DATA RECORDS:
******************************

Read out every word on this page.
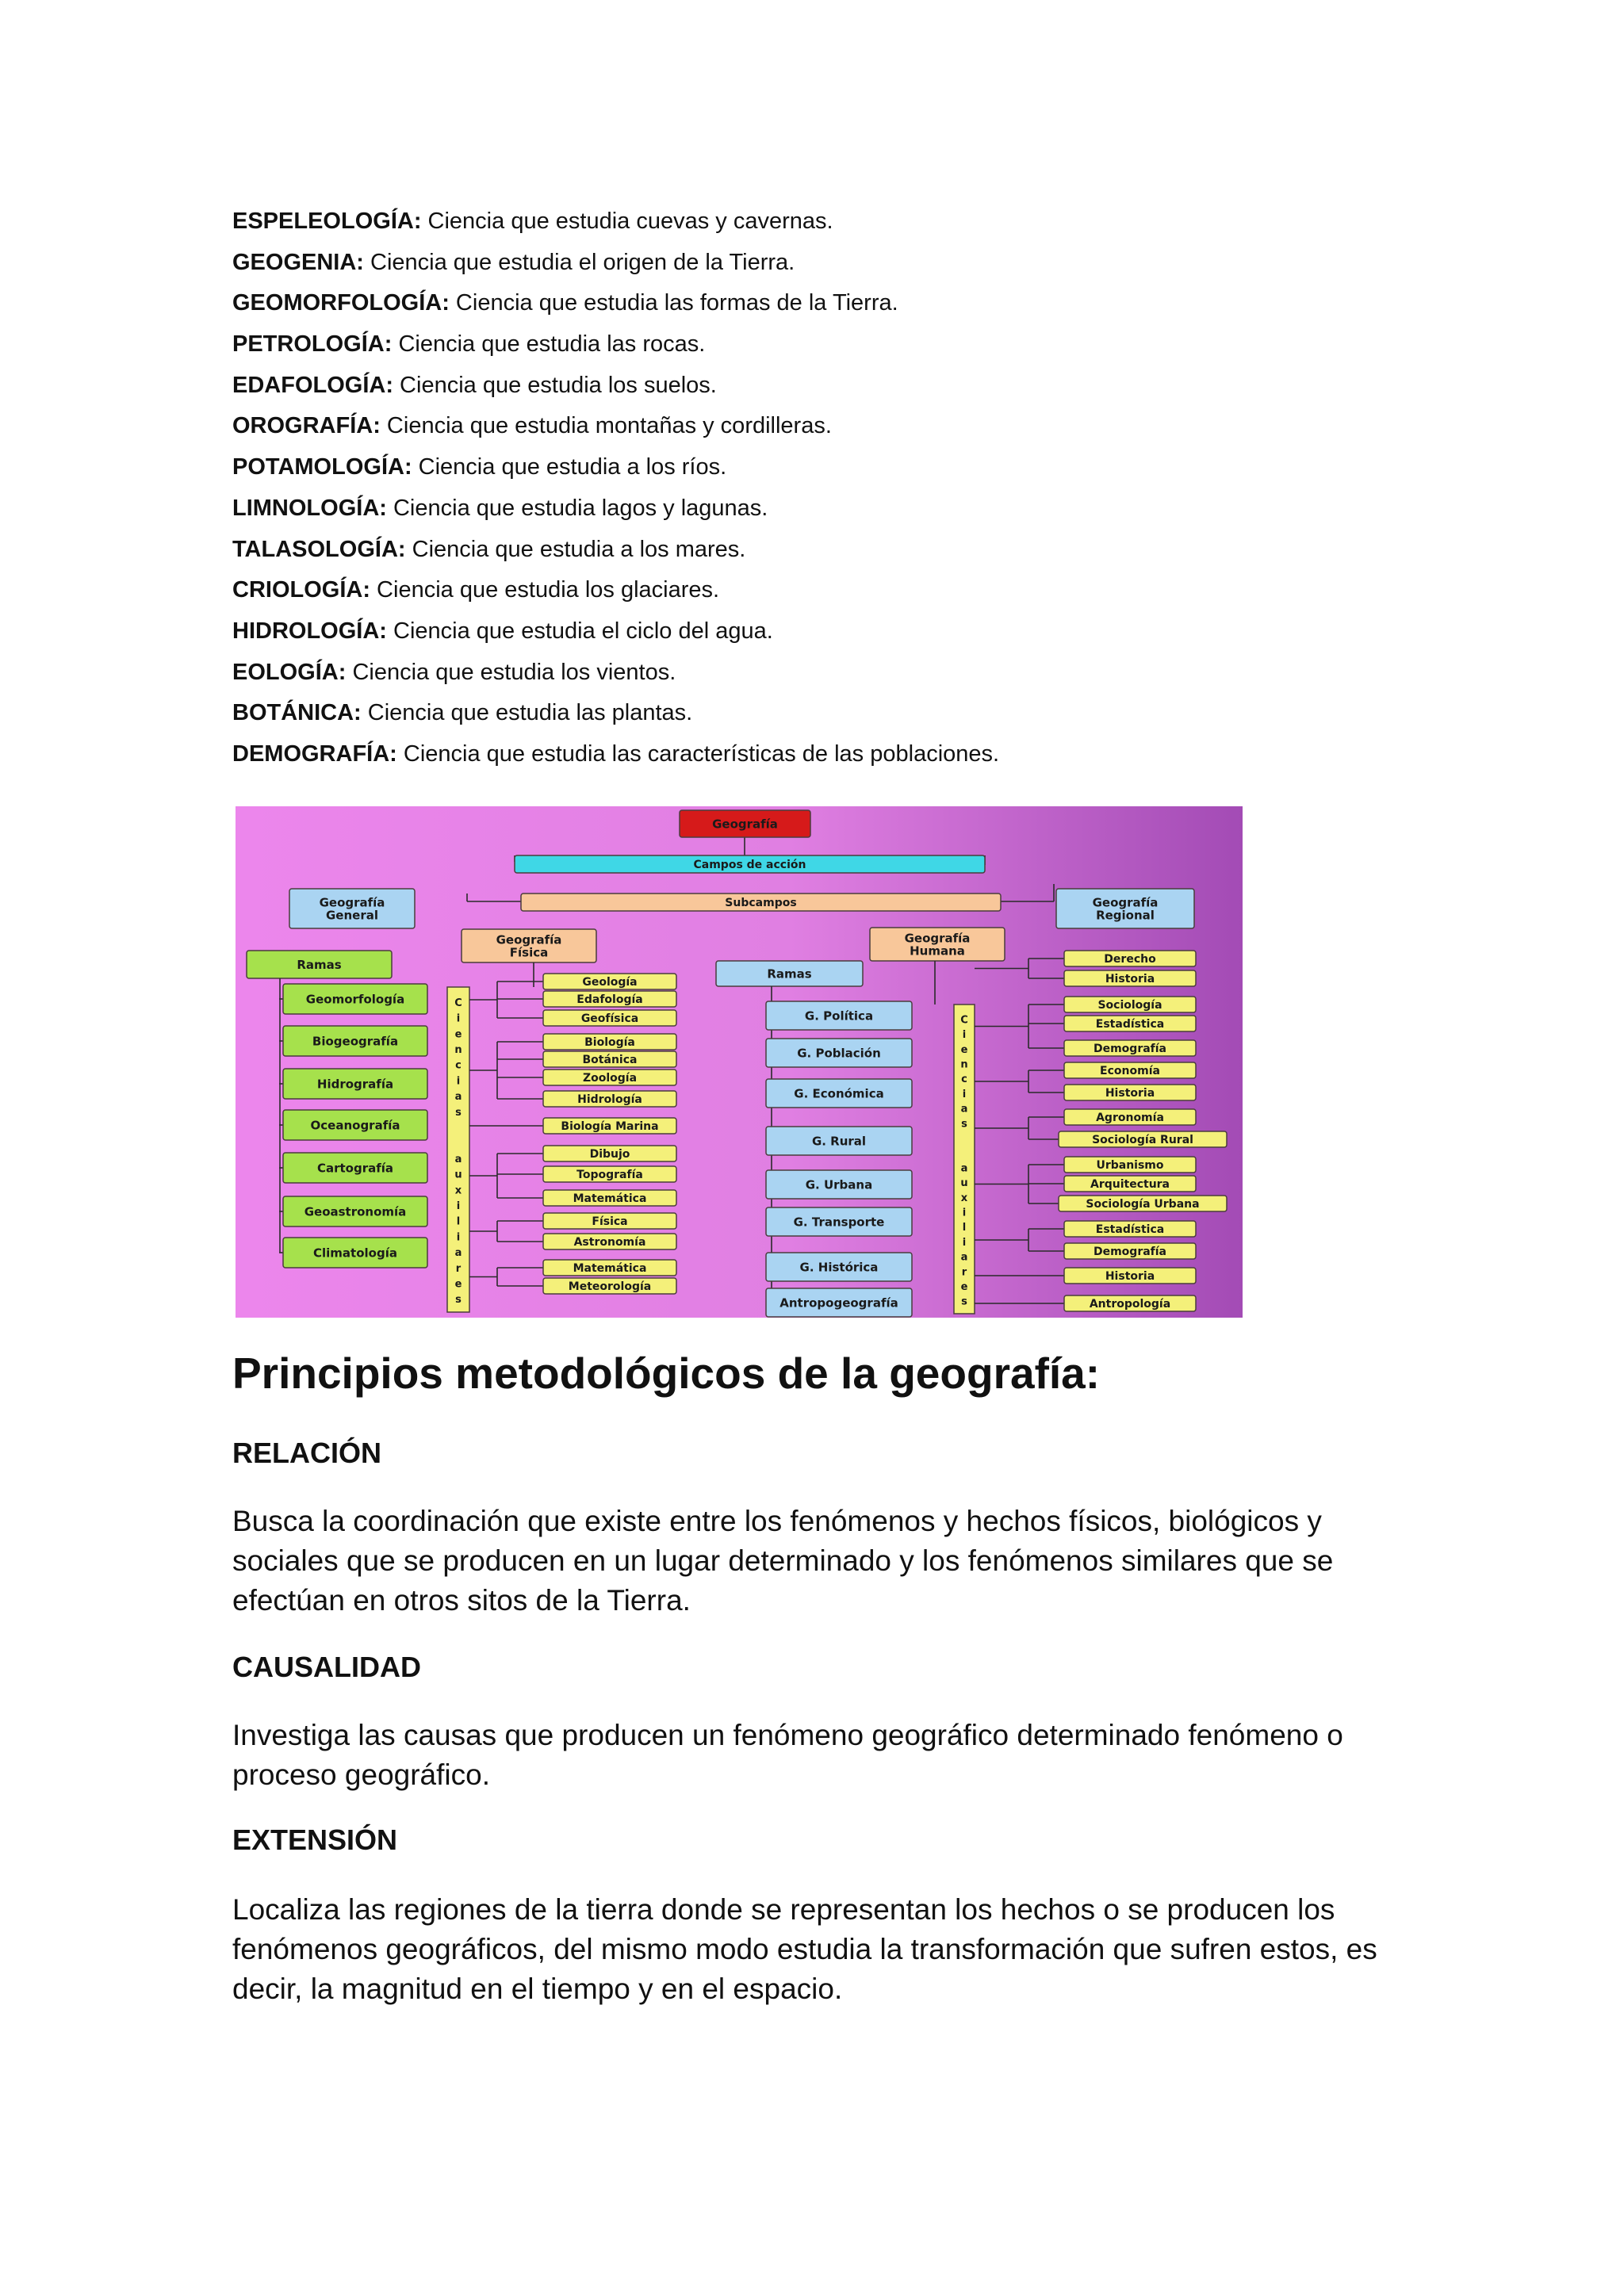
ESPELEOLOGÍA: Ciencia que estudia cuevas y cavernas.
GEOGENIA: Ciencia que estudia el origen de la Tierra.
GEOMORFOLOGÍA: Ciencia que estudia las formas de la Tierra.
PETROLOGÍA: Ciencia que estudia las rocas.
EDAFOLOGÍA: Ciencia que estudia los suelos.
OROGRAFÍA: Ciencia que estudia montañas y cordilleras.
POTAMOLOGÍA: Ciencia que estudia a los ríos.
LIMNOLOGÍA: Ciencia que estudia lagos y lagunas.
TALASOLOGÍA: Ciencia que estudia a los mares.
CRIOLOGÍA: Ciencia que estudia los glaciares.
HIDROLOGÍA: Ciencia que estudia el ciclo del agua.
EOLOGÍA: Ciencia que estudia los vientos.
BOTÁNICA: Ciencia que estudia las plantas.
DEMOGRAFÍA: Ciencia que estudia las características de las poblaciones.
Geografía
Campos de acción
Subcampos
Geografía
General
Geografía
Regional
Geografía
Física
Geografía
Humana
Ramas
Geomorfología
Biogeografía
Hidrografía
Oceanografía
Cartografía
Geoastronomía
Climatología
C
i
e
n
c
i
a
s
a
u
x
i
l
i
a
r
e
s
C
i
e
n
c
i
a
s
a
u
x
i
l
i
a
r
e
s
Geología
Edafología
Geofísica
Biología
Botánica
Zoología
Hidrología
Biología Marina
Dibujo
Topografía
Matemática
Física
Astronomía
Matemática
Meteorología
Ramas
G. Política
G. Población
G. Económica
G. Rural
G. Urbana
G. Transporte
G. Histórica
Antropogeografía
Derecho
Historia
Sociología
Estadística
Demografía
Economía
Historia
Agronomía
Sociología Rural
Urbanismo
Arquitectura
Sociología Urbana
Estadística
Demografía
Historia
Antropología
Principios metodológicos de la geografía:
RELACIÓN

Busca la coordinación que existe entre los fenómenos y hechos físicos, biológicos y sociales que se producen en un lugar determinado y los fenómenos similares que se efectúan en otros sitos de la Tierra.

CAUSALIDAD

Investiga las causas que producen un fenómeno geográfico determinado fenómeno o proceso geográfico.

EXTENSIÓN

Localiza las regiones de la tierra donde se representan los hechos o se producen los fenómenos geográficos, del mismo modo estudia la transformación que sufren estos, es decir, la magnitud en el tiempo y en el espacio.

******************************

WORK TO COMPLETE:
Copy the material above in full and exactly, skipping pictures.

SOLUTION TO THIS PROBLEM:
Read out every word on this page.
ESPELEOLOGÍA: Ciencia que estudia cuevas y cavernas.
GEOGENIA: Ciencia que estudia el origen de la Tierra.
GEOMORFOLOGÍA: Ciencia que estudia las formas de la Tierra.
PETROLOGÍA: Ciencia que estudia las rocas.
EDAFOLOGÍA: Ciencia que estudia los suelos.
OROGRAFÍA: Ciencia que estudia montañas y cordilleras.
POTAMOLOGÍA: Ciencia que estudia a los ríos.
LIMNOLOGÍA: Ciencia que estudia lagos y lagunas.
TALASOLOGÍA: Ciencia que estudia a los mares.
CRIOLOGÍA: Ciencia que estudia los glaciares.
HIDROLOGÍA: Ciencia que estudia el ciclo del agua.
EOLOGÍA: Ciencia que estudia los vientos.
BOTÁNICA: Ciencia que estudia las plantas.
DEMOGRAFÍA: Ciencia que estudia las características de las poblaciones.
Geografía
Campos de acción
Subcampos
Geografía
General
Geografía
Regional
Geografía
Física
Geografía
Humana
Ramas
Geomorfología
Biogeografía
Hidrografía
Oceanografía
Cartografía
Geoastronomía
Climatología
C
i
e
n
c
i
a
s
a
u
x
i
l
i
a
r
e
s
C
i
e
n
c
i
a
s
a
u
x
i
l
i
a
r
e
s
Geología
Edafología
Geofísica
Biología
Botánica
Zoología
Hidrología
Biología Marina
Dibujo
Topografía
Matemática
Física
Astronomía
Matemática
Meteorología
Ramas
G. Política
G. Población
G. Económica
G. Rural
G. Urbana
G. Transporte
G. Histórica
Antropogeografía
Derecho
Historia
Sociología
Estadística
Demografía
Economía
Historia
Agronomía
Sociología Rural
Urbanismo
Arquitectura
Sociología Urbana
Estadística
Demografía
Historia
Antropología
Principios metodológicos de la geografía:
RELACIÓN

Busca la coordinación que existe entre los fenómenos y hechos físicos, biológicos y sociales que se producen en un lugar determinado y los fenómenos similares que se efectúan en otros sitos de la Tierra.

CAUSALIDAD

Investiga las causas que producen un fenómeno geográfico determinado fenómeno o proceso geográfico.

EXTENSIÓN

Localiza las regiones de la tierra donde se representan los hechos o se producen los fenómenos geográficos, del mismo modo estudia la transformación que sufren estos, es decir, la magnitud en el tiempo y en el espacio.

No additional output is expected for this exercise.